Supplied records.
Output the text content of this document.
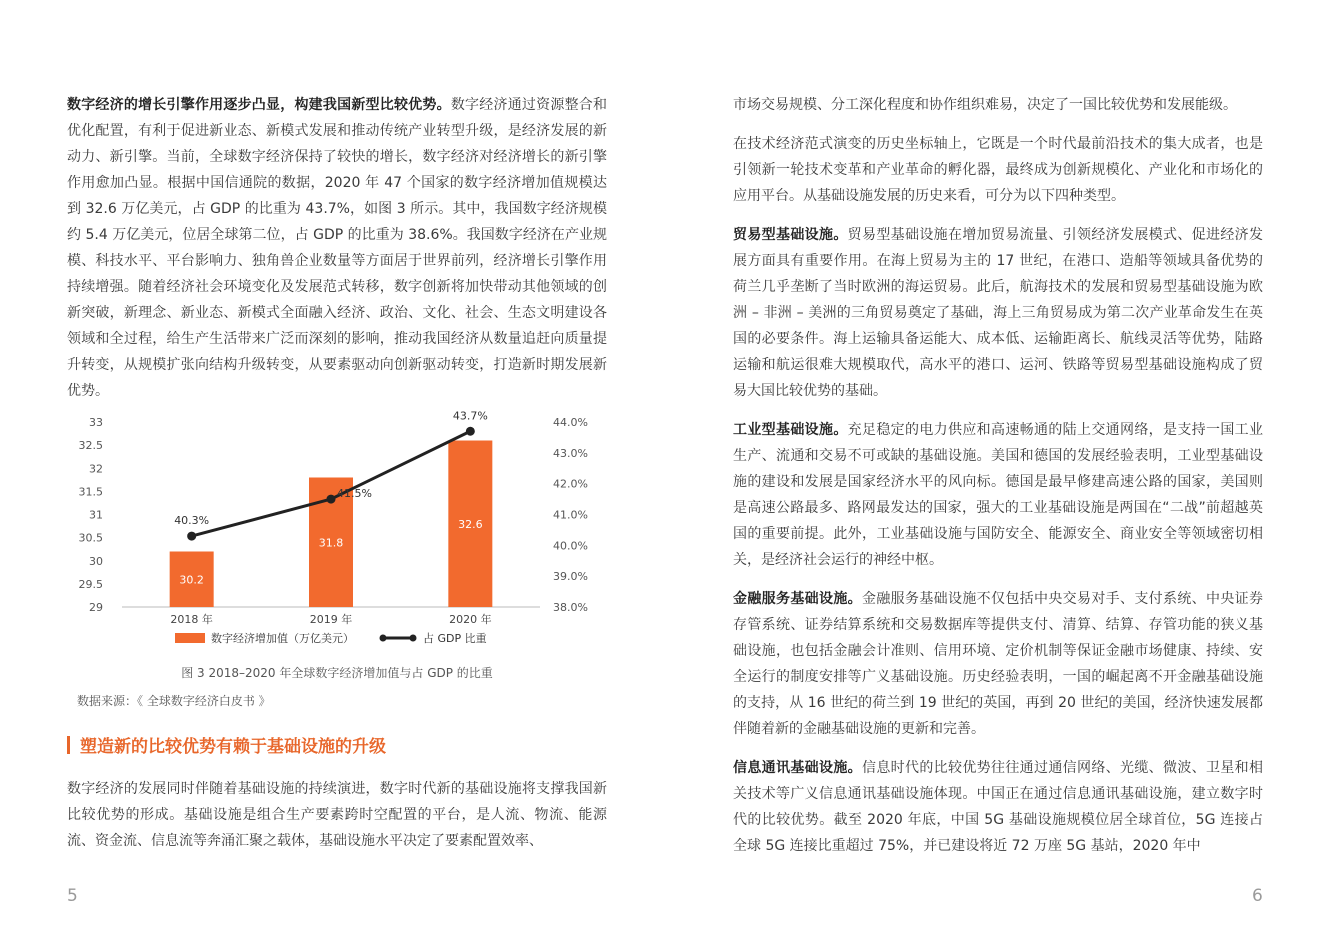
数字经济的增长引擎作用逐步凸显，构建我国新型比较优势。数字经济通过资源整合和优化配置，有利于促进新业态、新模式发展和推动传统产业转型升级，是经济发展的新动力、新引擎。当前，全球数字经济保持了较快的增长，数字经济对经济增长的新引擎作用愈加凸显。根据中国信通院的数据，2020 年 47 个国家的数字经济增加值规模达到 32.6 万亿美元，占 GDP 的比重为 43.7%，如图 3 所示。其中，我国数字经济规模约 5.4 万亿美元，位居全球第二位，占 GDP 的比重为 38.6%。我国数字经济在产业规模、科技水平、平台影响力、独角兽企业数量等方面居于世界前列，经济增长引擎作用持续增强。随着经济社会环境变化及发展范式转移，数字创新将加快带动其他领域的创新突破，新理念、新业态、新模式全面融入经济、政治、文化、社会、生态文明建设各领域和全过程，给生产生活带来广泛而深刻的影响，推动我国经济从数量追赶向质量提升转变，从规模扩张向结构升级转变，从要素驱动向创新驱动转变，打造新时期发展新优势。

29
29.5
30
30.5
31
31.5
32
32.5
33
38.0%
39.0%
40.0%
41.0%
42.0%
43.0%
44.0%
30.2
31.8
32.6
2018 年	2019 年	2020 年
40.3%
41.5%
43.7%
数字经济增加值（万亿美元）	占 GDP 比重
图 3 2018–2020 年全球数字经济增加值与占 GDP 的比重
数据来源：《 全球数字经济白皮书 》
塑造新的比较优势有赖于基础设施的升级

数字经济的发展同时伴随着基础设施的持续演进，数字时代新的基础设施将支撑我国新比较优势的形成。基础设施是组合生产要素跨时空配置的平台，是人流、物流、能源流、资金流、信息流等奔涌汇聚之载体，基础设施水平决定了要素配置效率、

5

市场交易规模、分工深化程度和协作组织难易，决定了一国比较优势和发展能级。

在技术经济范式演变的历史坐标轴上，它既是一个时代最前沿技术的集大成者，也是引领新一轮技术变革和产业革命的孵化器，最终成为创新规模化、产业化和市场化的应用平台。从基础设施发展的历史来看，可分为以下四种类型。

贸易型基础设施。贸易型基础设施在增加贸易流量、引领经济发展模式、促进经济发展方面具有重要作用。在海上贸易为主的 17 世纪，在港口、造船等领域具备优势的荷兰几乎垄断了当时欧洲的海运贸易。此后，航海技术的发展和贸易型基础设施为欧洲 – 非洲 – 美洲的三角贸易奠定了基础，海上三角贸易成为第二次产业革命发生在英国的必要条件。海上运输具备运能大、成本低、运输距离长、航线灵活等优势，陆路运输和航运很难大规模取代，高水平的港口、运河、铁路等贸易型基础设施构成了贸易大国比较优势的基础。

工业型基础设施。充足稳定的电力供应和高速畅通的陆上交通网络，是支持一国工业生产、流通和交易不可或缺的基础设施。美国和德国的发展经验表明，工业型基础设施的建设和发展是国家经济水平的风向标。德国是最早修建高速公路的国家，美国则是高速公路最多、路网最发达的国家，强大的工业基础设施是两国在“二战”前超越英国的重要前提。此外，工业基础设施与国防安全、能源安全、商业安全等领域密切相关，是经济社会运行的神经中枢。

金融服务基础设施。金融服务基础设施不仅包括中央交易对手、支付系统、中央证券存管系统、证券结算系统和交易数据库等提供支付、清算、结算、存管功能的狭义基础设施，也包括金融会计准则、信用环境、定价机制等保证金融市场健康、持续、安全运行的制度安排等广义基础设施。历史经验表明，一国的崛起离不开金融基础设施的支持，从 16 世纪的荷兰到 19 世纪的英国，再到 20 世纪的美国，经济快速发展都伴随着新的金融基础设施的更新和完善。

信息通讯基础设施。信息时代的比较优势往往通过通信网络、光缆、微波、卫星和相关技术等广义信息通讯基础设施体现。中国正在通过信息通讯基础设施，建立数字时代的比较优势。截至 2020 年底，中国 5G 基础设施规模位居全球首位，5G 连接占全球 5G 连接比重超过 75%，并已建设将近 72 万座 5G 基站，2020 年中

6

Work to be completed. Report all lines of the data above that include the string "万亿美元".

Solution for this task.
数字经济的增长引擎作用逐步凸显，构建我国新型比较优势。数字经济通过资源整合和优化配置，有利于促进新业态、新模式发展和推动传统产业转型升级，是经济发展的新动力、新引擎。当前，全球数字经济保持了较快的增长，数字经济对经济增长的新引擎作用愈加凸显。根据中国信通院的数据，2020 年 47 个国家的数字经济增加值规模达到 32.6 万亿美元，占 GDP 的比重为 43.7%，如图 3 所示。其中，我国数字经济规模约 5.4 万亿美元，位居全球第二位，占 GDP 的比重为 38.6%。我国数字经济在产业规模、科技水平、平台影响力、独角兽企业数量等方面居于世界前列，经济增长引擎作用持续增强。随着经济社会环境变化及发展范式转移，数字创新将加快带动其他领域的创新突破，新理念、新业态、新模式全面融入经济、政治、文化、社会、生态文明建设各领域和全过程，给生产生活带来广泛而深刻的影响，推动我国经济从数量追赶向质量提升转变，从规模扩张向结构升级转变，从要素驱动向创新驱动转变，打造新时期发展新优势。
数字经济增加值（万亿美元）	占 GDP 比重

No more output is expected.